→ **DATASET ENTRIES**:
___
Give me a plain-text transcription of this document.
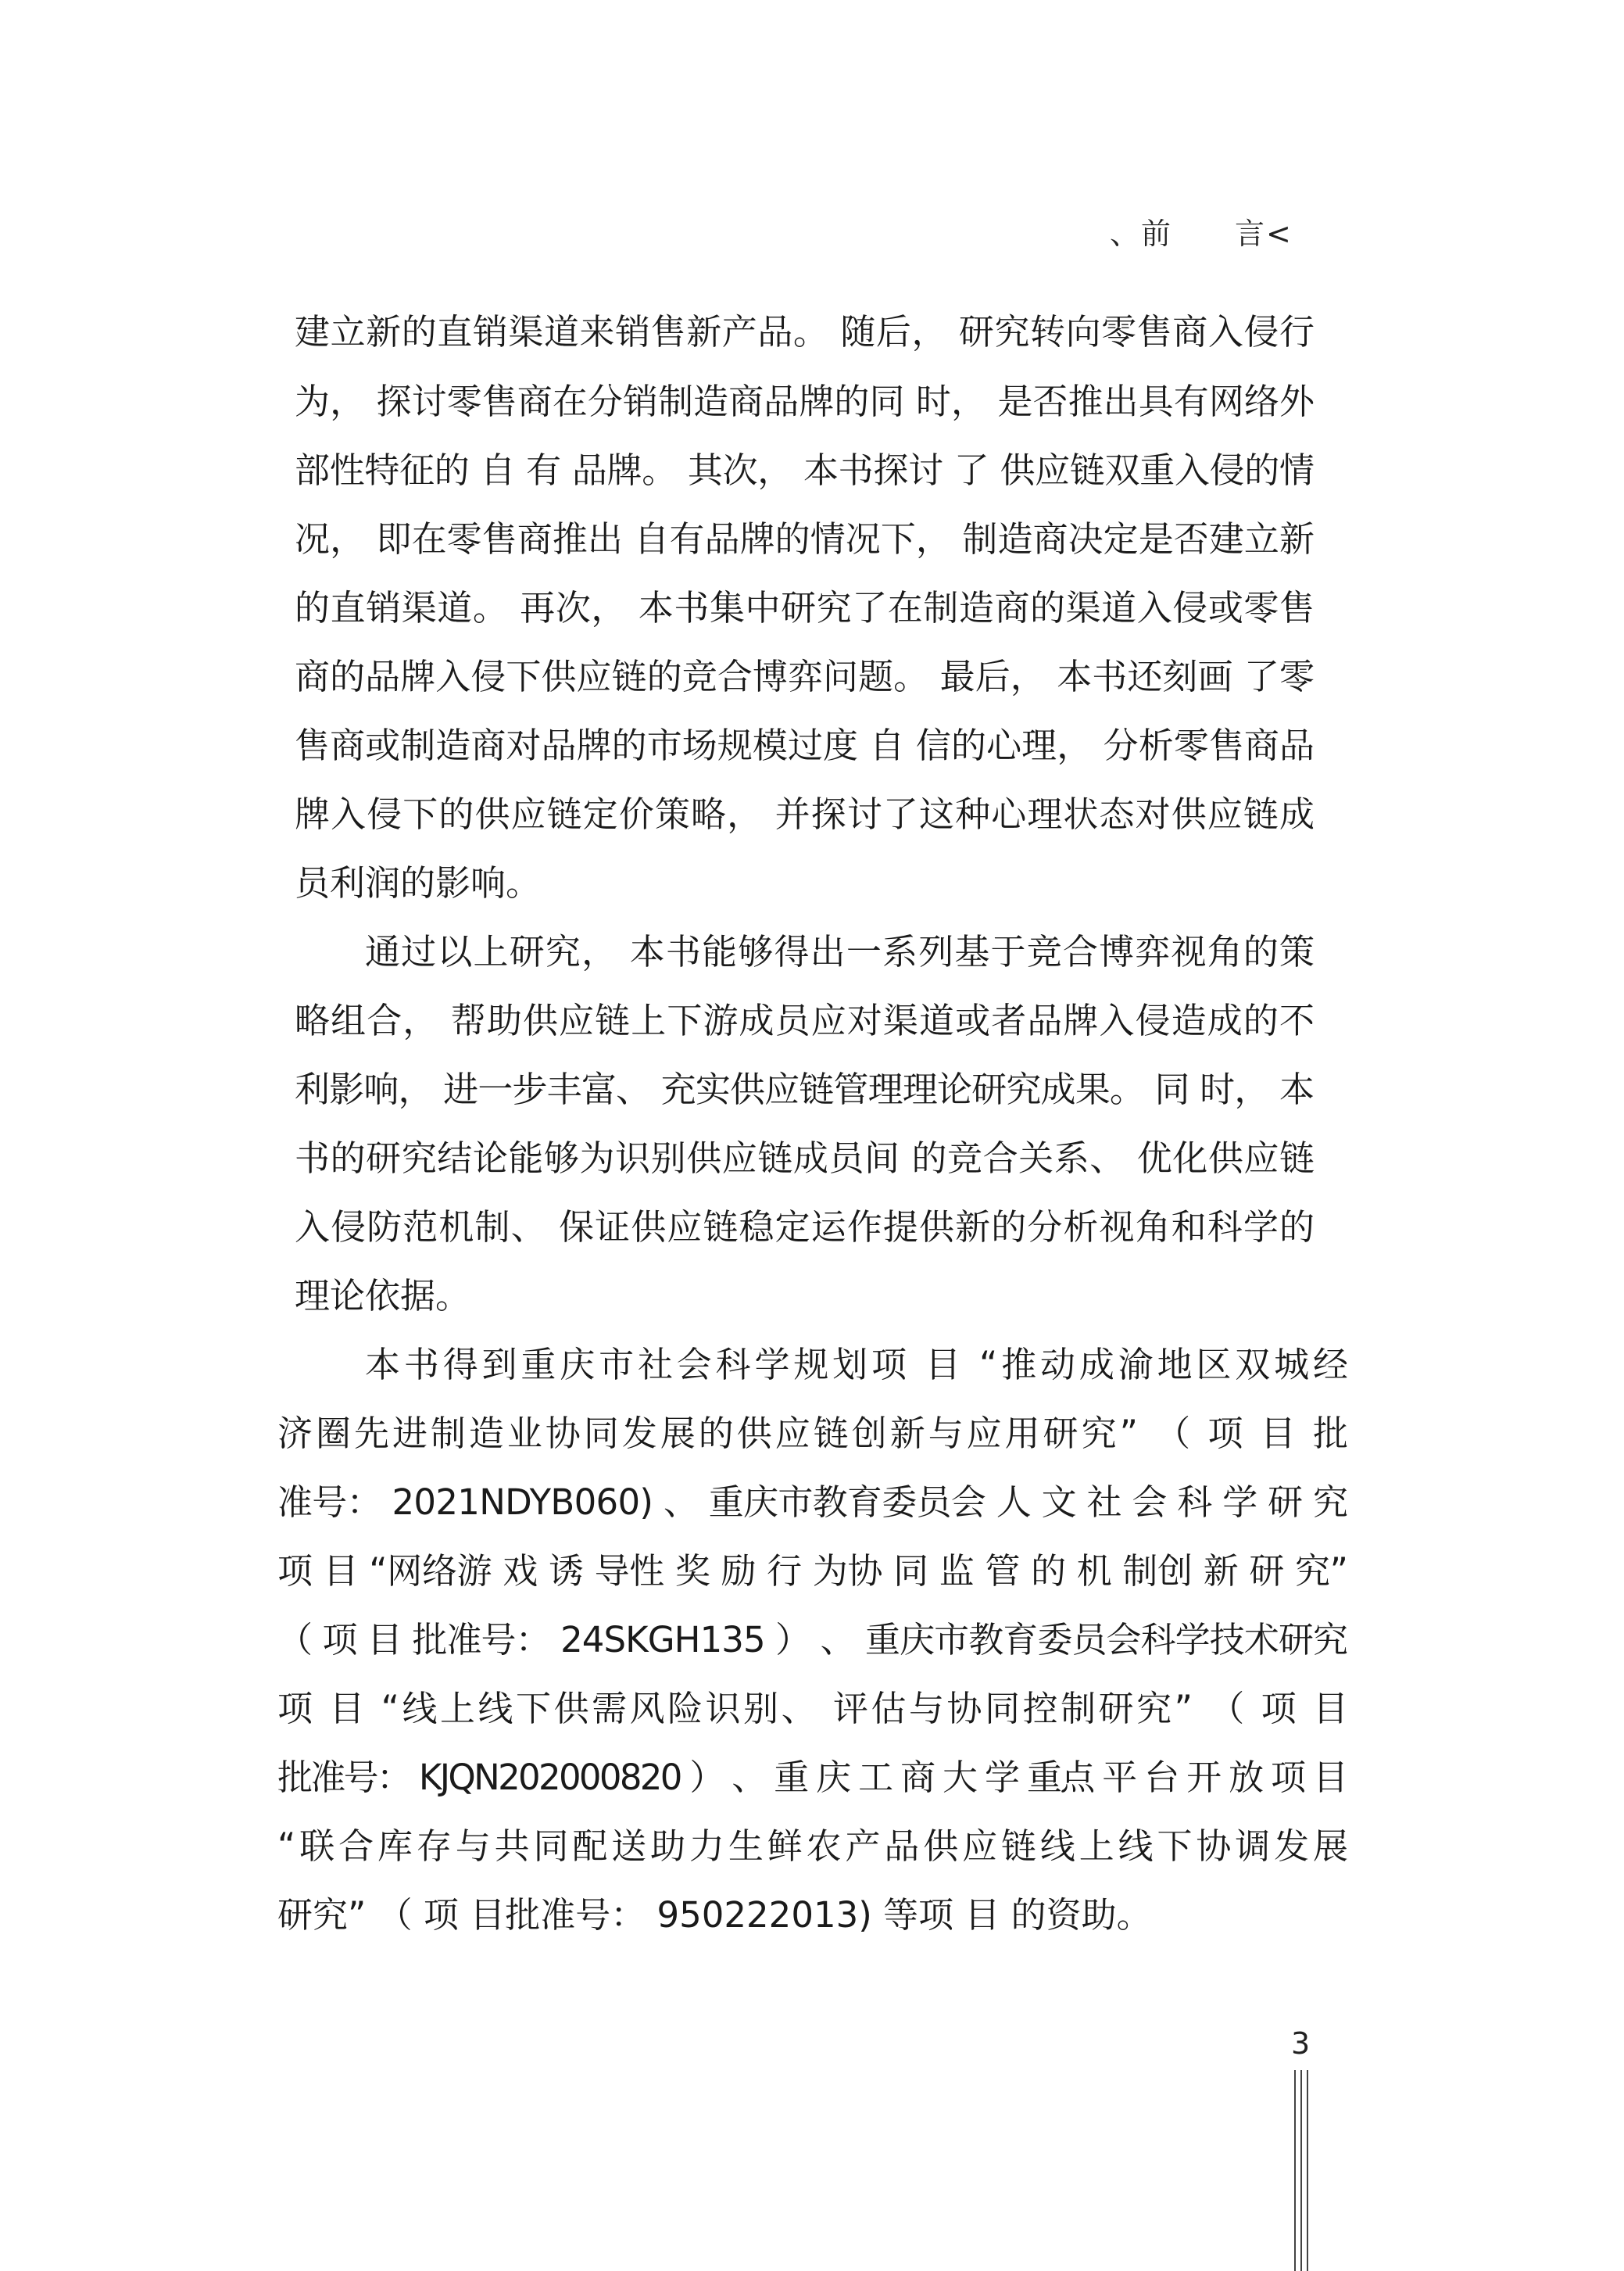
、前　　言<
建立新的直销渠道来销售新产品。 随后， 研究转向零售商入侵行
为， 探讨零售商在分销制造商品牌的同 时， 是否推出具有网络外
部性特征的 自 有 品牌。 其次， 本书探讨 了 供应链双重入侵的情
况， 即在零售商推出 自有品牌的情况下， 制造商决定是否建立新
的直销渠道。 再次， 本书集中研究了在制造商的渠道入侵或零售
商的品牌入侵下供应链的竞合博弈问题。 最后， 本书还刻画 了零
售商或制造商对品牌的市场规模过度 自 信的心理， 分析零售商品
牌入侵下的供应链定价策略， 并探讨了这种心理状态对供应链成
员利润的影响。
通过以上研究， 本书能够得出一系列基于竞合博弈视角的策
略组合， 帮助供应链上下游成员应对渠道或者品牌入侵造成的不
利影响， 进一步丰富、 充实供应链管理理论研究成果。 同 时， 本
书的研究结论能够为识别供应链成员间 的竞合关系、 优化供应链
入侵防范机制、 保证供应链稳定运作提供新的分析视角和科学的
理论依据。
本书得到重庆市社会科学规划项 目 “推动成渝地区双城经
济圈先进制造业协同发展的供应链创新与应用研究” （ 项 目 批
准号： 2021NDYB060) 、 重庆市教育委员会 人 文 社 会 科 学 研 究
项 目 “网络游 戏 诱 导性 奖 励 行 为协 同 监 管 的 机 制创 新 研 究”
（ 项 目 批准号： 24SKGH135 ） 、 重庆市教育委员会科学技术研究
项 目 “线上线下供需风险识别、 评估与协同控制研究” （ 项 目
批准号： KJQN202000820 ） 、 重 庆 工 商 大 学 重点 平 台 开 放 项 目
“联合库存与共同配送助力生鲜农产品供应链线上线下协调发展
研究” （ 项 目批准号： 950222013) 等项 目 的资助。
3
___
→ **GOAL**: Return the listing above in full and without alteration, excluding its pictures.

→ **EXERCISE ANSWER**:
Give me a plain-text transcription of this document.
、前　　言<
建立新的直销渠道来销售新产品。 随后， 研究转向零售商入侵行
为， 探讨零售商在分销制造商品牌的同 时， 是否推出具有网络外
部性特征的 自 有 品牌。 其次， 本书探讨 了 供应链双重入侵的情
况， 即在零售商推出 自有品牌的情况下， 制造商决定是否建立新
的直销渠道。 再次， 本书集中研究了在制造商的渠道入侵或零售
商的品牌入侵下供应链的竞合博弈问题。 最后， 本书还刻画 了零
售商或制造商对品牌的市场规模过度 自 信的心理， 分析零售商品
牌入侵下的供应链定价策略， 并探讨了这种心理状态对供应链成
员利润的影响。
通过以上研究， 本书能够得出一系列基于竞合博弈视角的策
略组合， 帮助供应链上下游成员应对渠道或者品牌入侵造成的不
利影响， 进一步丰富、 充实供应链管理理论研究成果。 同 时， 本
书的研究结论能够为识别供应链成员间 的竞合关系、 优化供应链
入侵防范机制、 保证供应链稳定运作提供新的分析视角和科学的
理论依据。
本书得到重庆市社会科学规划项 目 “推动成渝地区双城经
济圈先进制造业协同发展的供应链创新与应用研究” （ 项 目 批
准号： 2021NDYB060) 、 重庆市教育委员会 人 文 社 会 科 学 研 究
项 目 “网络游 戏 诱 导性 奖 励 行 为协 同 监 管 的 机 制创 新 研 究”
（ 项 目 批准号： 24SKGH135 ） 、 重庆市教育委员会科学技术研究
项 目 “线上线下供需风险识别、 评估与协同控制研究” （ 项 目
批准号： KJQN202000820 ） 、 重 庆 工 商 大 学 重点 平 台 开 放 项 目
“联合库存与共同配送助力生鲜农产品供应链线上线下协调发展
研究” （ 项 目批准号： 950222013) 等项 目 的资助。
3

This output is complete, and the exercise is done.